§ **Task**
Return each line containing "define".

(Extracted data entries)

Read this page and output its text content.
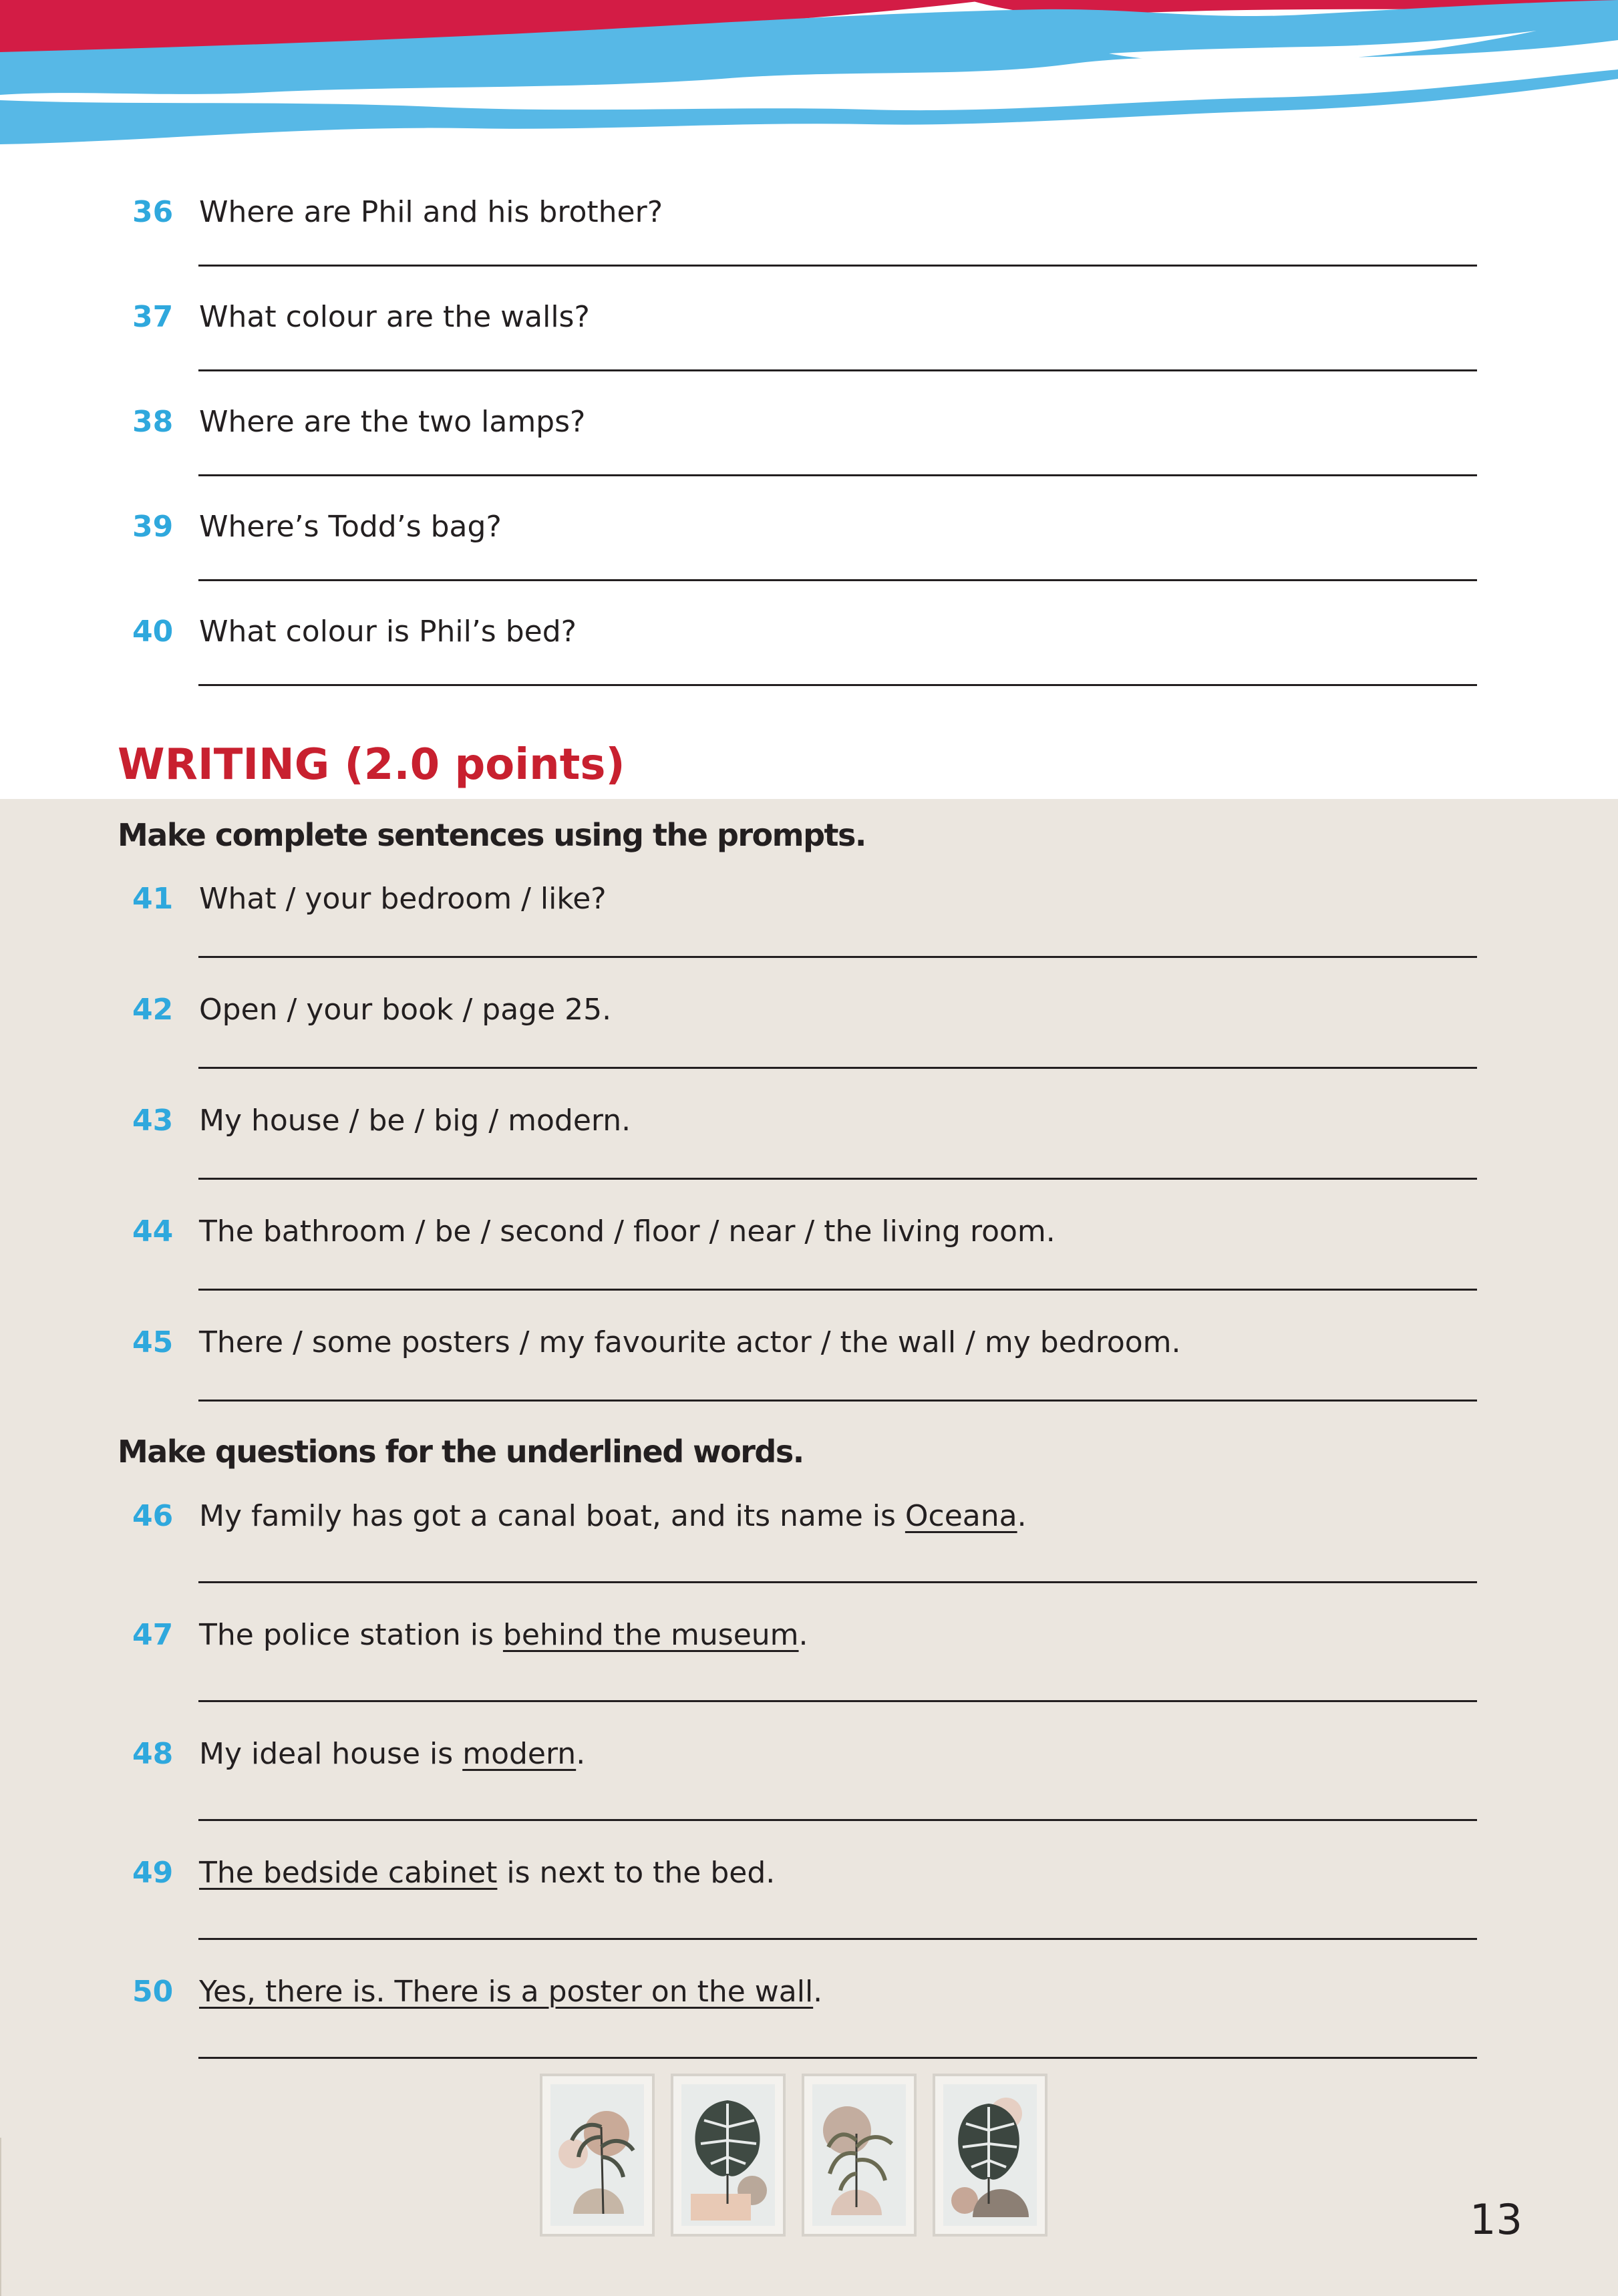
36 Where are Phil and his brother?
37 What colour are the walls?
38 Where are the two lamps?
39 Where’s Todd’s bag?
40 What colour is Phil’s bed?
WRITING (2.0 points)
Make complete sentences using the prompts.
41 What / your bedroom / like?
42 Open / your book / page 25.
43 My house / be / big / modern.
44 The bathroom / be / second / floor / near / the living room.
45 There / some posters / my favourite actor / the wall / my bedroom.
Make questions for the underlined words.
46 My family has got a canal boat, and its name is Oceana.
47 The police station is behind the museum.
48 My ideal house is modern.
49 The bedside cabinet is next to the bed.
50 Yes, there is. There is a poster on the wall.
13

--

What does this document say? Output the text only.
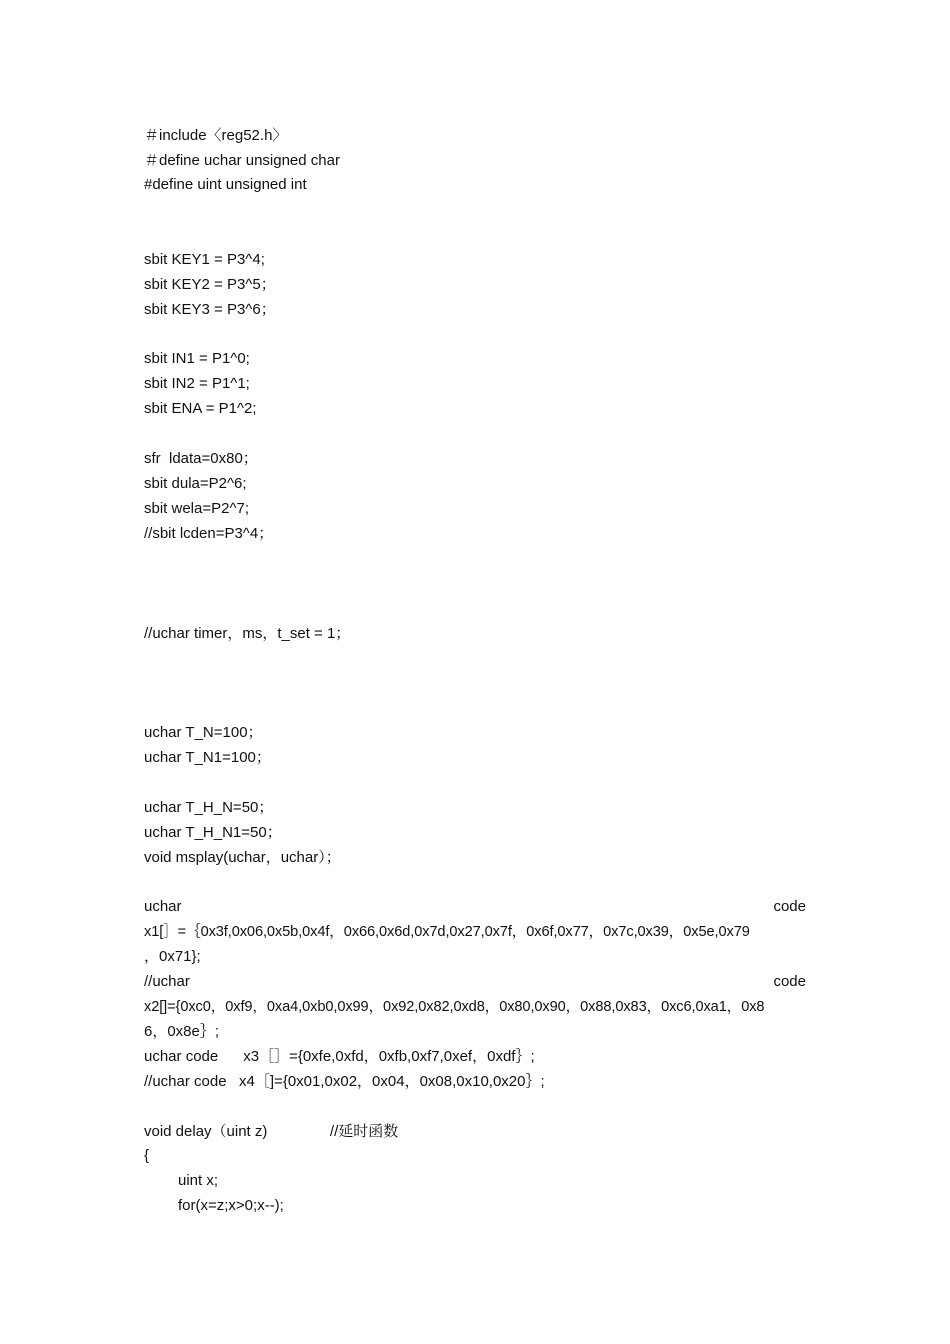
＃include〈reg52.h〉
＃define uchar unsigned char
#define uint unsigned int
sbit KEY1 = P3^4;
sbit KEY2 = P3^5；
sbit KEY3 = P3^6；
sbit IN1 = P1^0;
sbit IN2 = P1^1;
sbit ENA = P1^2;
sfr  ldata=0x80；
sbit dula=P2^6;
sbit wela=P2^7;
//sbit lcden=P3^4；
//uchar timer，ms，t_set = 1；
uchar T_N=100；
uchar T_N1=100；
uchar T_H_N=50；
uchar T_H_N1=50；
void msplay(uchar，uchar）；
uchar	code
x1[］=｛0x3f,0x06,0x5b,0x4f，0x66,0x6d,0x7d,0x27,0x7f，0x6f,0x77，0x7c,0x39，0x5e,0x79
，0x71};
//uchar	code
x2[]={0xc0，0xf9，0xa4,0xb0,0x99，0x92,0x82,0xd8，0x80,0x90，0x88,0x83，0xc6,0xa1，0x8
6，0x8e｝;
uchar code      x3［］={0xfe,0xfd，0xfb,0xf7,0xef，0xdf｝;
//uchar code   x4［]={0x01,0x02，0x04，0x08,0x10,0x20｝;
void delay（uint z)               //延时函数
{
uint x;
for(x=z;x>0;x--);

§ **Answer in full**
＃define uchar unsigned char
#define uint unsigned int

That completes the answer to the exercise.